GOAL OF THE EXERCISE:
Repeat every entry in the listing below, exactly.

RECORDED INFORMATION:
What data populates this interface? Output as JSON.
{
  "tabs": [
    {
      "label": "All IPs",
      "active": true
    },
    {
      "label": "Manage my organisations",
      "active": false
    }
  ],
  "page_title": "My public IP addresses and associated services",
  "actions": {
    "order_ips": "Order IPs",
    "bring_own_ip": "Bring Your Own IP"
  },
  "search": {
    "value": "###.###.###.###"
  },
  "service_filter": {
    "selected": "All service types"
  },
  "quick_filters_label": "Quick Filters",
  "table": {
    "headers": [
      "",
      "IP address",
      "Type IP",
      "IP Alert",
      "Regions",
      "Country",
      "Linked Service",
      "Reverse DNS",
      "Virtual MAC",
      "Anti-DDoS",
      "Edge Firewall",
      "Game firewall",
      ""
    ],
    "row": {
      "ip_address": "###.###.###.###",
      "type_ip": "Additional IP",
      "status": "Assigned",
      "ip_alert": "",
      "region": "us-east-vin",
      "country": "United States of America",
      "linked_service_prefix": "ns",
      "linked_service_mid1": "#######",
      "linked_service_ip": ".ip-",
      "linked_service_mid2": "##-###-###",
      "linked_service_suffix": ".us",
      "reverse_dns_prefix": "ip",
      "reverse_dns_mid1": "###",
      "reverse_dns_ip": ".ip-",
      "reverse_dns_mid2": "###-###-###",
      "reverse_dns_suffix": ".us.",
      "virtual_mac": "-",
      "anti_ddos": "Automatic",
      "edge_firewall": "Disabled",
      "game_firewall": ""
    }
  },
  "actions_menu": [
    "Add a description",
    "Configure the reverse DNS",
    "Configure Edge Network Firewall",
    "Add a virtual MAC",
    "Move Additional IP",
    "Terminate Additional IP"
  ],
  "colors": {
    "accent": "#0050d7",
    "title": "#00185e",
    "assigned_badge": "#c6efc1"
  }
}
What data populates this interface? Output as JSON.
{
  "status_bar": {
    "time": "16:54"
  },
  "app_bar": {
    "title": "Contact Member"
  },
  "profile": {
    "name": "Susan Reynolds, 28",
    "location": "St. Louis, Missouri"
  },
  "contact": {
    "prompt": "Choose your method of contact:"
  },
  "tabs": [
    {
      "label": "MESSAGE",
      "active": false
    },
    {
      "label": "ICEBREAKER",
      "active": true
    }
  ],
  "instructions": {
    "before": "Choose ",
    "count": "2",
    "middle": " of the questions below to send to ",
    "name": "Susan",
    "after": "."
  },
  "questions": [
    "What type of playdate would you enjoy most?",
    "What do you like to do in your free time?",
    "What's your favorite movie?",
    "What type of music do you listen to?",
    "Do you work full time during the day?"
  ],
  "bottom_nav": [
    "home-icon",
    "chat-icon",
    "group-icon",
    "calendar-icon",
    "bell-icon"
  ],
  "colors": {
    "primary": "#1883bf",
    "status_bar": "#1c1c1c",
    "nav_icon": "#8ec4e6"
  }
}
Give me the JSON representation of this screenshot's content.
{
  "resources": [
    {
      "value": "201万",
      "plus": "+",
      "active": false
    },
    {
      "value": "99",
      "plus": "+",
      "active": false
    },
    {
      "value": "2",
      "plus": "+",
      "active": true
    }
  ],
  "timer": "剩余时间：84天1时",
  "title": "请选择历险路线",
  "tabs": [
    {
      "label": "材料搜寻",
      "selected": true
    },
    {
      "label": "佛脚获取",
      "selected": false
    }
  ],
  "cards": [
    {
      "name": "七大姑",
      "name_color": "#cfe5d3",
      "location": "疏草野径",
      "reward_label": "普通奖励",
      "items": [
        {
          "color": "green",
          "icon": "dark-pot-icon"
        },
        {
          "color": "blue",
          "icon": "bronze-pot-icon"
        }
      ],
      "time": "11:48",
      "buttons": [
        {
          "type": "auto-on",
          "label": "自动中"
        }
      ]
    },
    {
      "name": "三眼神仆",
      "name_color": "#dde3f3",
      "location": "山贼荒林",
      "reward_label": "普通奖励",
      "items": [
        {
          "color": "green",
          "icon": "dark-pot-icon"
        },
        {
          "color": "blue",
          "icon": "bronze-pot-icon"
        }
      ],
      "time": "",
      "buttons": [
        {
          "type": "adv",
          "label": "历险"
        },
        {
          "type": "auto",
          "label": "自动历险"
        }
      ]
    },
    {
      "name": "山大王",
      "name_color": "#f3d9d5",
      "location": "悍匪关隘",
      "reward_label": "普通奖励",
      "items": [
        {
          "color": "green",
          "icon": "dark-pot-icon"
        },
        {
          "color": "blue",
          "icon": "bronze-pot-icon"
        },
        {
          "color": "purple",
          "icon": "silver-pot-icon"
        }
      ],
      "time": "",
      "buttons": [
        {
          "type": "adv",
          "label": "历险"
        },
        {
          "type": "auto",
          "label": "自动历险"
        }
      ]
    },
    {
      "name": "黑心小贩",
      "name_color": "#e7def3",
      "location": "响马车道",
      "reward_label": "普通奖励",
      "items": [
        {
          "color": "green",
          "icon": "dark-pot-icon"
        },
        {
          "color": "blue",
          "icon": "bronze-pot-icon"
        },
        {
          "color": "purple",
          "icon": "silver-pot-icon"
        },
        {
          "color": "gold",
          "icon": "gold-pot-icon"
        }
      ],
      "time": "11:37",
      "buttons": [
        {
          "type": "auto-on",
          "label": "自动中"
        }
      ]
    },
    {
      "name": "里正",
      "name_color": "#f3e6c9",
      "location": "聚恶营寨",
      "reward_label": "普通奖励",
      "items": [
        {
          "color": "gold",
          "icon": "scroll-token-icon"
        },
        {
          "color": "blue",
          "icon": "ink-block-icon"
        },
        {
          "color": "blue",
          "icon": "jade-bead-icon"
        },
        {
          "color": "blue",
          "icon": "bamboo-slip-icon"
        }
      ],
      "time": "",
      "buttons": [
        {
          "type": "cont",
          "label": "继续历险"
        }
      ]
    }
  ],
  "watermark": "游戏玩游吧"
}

WORKED SOLUTION:
What data populates this interface? Output as JSON.
{
  "tabs": [
    {
      "label": "All IPs",
      "active": true
    },
    {
      "label": "Manage my organisations",
      "active": false
    }
  ],
  "page_title": "My public IP addresses and associated services",
  "actions": {
    "order_ips": "Order IPs",
    "bring_own_ip": "Bring Your Own IP"
  },
  "search": {
    "value": "###.###.###.###"
  },
  "service_filter": {
    "selected": "All service types"
  },
  "quick_filters_label": "Quick Filters",
  "table": {
    "headers": [
      "",
      "IP address",
      "Type IP",
      "IP Alert",
      "Regions",
      "Country",
      "Linked Service",
      "Reverse DNS",
      "Virtual MAC",
      "Anti-DDoS",
      "Edge Firewall",
      "Game firewall",
      ""
    ],
    "row": {
      "ip_address": "###.###.###.###",
      "type_ip": "Additional IP",
      "status": "Assigned",
      "ip_alert": "",
      "region": "us-east-vin",
      "country": "United States of America",
      "linked_service_prefix": "ns",
      "linked_service_mid1": "#######",
      "linked_service_ip": ".ip-",
      "linked_service_mid2": "##-###-###",
      "linked_service_suffix": ".us",
      "reverse_dns_prefix": "ip",
      "reverse_dns_mid1": "###",
      "reverse_dns_ip": ".ip-",
      "reverse_dns_mid2": "###-###-###",
      "reverse_dns_suffix": ".us.",
      "virtual_mac": "-",
      "anti_ddos": "Automatic",
      "edge_firewall": "Disabled",
      "game_firewall": ""
    }
  },
  "actions_menu": [
    "Add a description",
    "Configure the reverse DNS",
    "Configure Edge Network Firewall",
    "Add a virtual MAC",
    "Move Additional IP",
    "Terminate Additional IP"
  ],
  "colors": {
    "accent": "#0050d7",
    "title": "#00185e",
    "assigned_badge": "#c6efc1"
  }
}
What data populates this interface? Output as JSON.
{
  "status_bar": {
    "time": "16:54"
  },
  "app_bar": {
    "title": "Contact Member"
  },
  "profile": {
    "name": "Susan Reynolds, 28",
    "location": "St. Louis, Missouri"
  },
  "contact": {
    "prompt": "Choose your method of contact:"
  },
  "tabs": [
    {
      "label": "MESSAGE",
      "active": false
    },
    {
      "label": "ICEBREAKER",
      "active": true
    }
  ],
  "instructions": {
    "before": "Choose ",
    "count": "2",
    "middle": " of the questions below to send to ",
    "name": "Susan",
    "after": "."
  },
  "questions": [
    "What type of playdate would you enjoy most?",
    "What do you like to do in your free time?",
    "What's your favorite movie?",
    "What type of music do you listen to?",
    "Do you work full time during the day?"
  ],
  "bottom_nav": [
    "home-icon",
    "chat-icon",
    "group-icon",
    "calendar-icon",
    "bell-icon"
  ],
  "colors": {
    "primary": "#1883bf",
    "status_bar": "#1c1c1c",
    "nav_icon": "#8ec4e6"
  }
}
Give me the JSON representation of this screenshot's content.
{
  "resources": [
    {
      "value": "201万",
      "plus": "+",
      "active": false
    },
    {
      "value": "99",
      "plus": "+",
      "active": false
    },
    {
      "value": "2",
      "plus": "+",
      "active": true
    }
  ],
  "timer": "剩余时间：84天1时",
  "title": "请选择历险路线",
  "tabs": [
    {
      "label": "材料搜寻",
      "selected": true
    },
    {
      "label": "佛脚获取",
      "selected": false
    }
  ],
  "cards": [
    {
      "name": "七大姑",
      "name_color": "#cfe5d3",
      "location": "疏草野径",
      "reward_label": "普通奖励",
      "items": [
        {
          "color": "green",
          "icon": "dark-pot-icon"
        },
        {
          "color": "blue",
          "icon": "bronze-pot-icon"
        }
      ],
      "time": "11:48",
      "buttons": [
        {
          "type": "auto-on",
          "label": "自动中"
        }
      ]
    },
    {
      "name": "三眼神仆",
      "name_color": "#dde3f3",
      "location": "山贼荒林",
      "reward_label": "普通奖励",
      "items": [
        {
          "color": "green",
          "icon": "dark-pot-icon"
        },
        {
          "color": "blue",
          "icon": "bronze-pot-icon"
        }
      ],
      "time": "",
      "buttons": [
        {
          "type": "adv",
          "label": "历险"
        },
        {
          "type": "auto",
          "label": "自动历险"
        }
      ]
    },
    {
      "name": "山大王",
      "name_color": "#f3d9d5",
      "location": "悍匪关隘",
      "reward_label": "普通奖励",
      "items": [
        {
          "color": "green",
          "icon": "dark-pot-icon"
        },
        {
          "color": "blue",
          "icon": "bronze-pot-icon"
        },
        {
          "color": "purple",
          "icon": "silver-pot-icon"
        }
      ],
      "time": "",
      "buttons": [
        {
          "type": "adv",
          "label": "历险"
        },
        {
          "type": "auto",
          "label": "自动历险"
        }
      ]
    },
    {
      "name": "黑心小贩",
      "name_color": "#e7def3",
      "location": "响马车道",
      "reward_label": "普通奖励",
      "items": [
        {
          "color": "green",
          "icon": "dark-pot-icon"
        },
        {
          "color": "blue",
          "icon": "bronze-pot-icon"
        },
        {
          "color": "purple",
          "icon": "silver-pot-icon"
        },
        {
          "color": "gold",
          "icon": "gold-pot-icon"
        }
      ],
      "time": "11:37",
      "buttons": [
        {
          "type": "auto-on",
          "label": "自动中"
        }
      ]
    },
    {
      "name": "里正",
      "name_color": "#f3e6c9",
      "location": "聚恶营寨",
      "reward_label": "普通奖励",
      "items": [
        {
          "color": "gold",
          "icon": "scroll-token-icon"
        },
        {
          "color": "blue",
          "icon": "ink-block-icon"
        },
        {
          "color": "blue",
          "icon": "jade-bead-icon"
        },
        {
          "color": "blue",
          "icon": "bamboo-slip-icon"
        }
      ],
      "time": "",
      "buttons": [
        {
          "type": "cont",
          "label": "继续历险"
        }
      ]
    }
  ],
  "watermark": "游戏玩游吧"
}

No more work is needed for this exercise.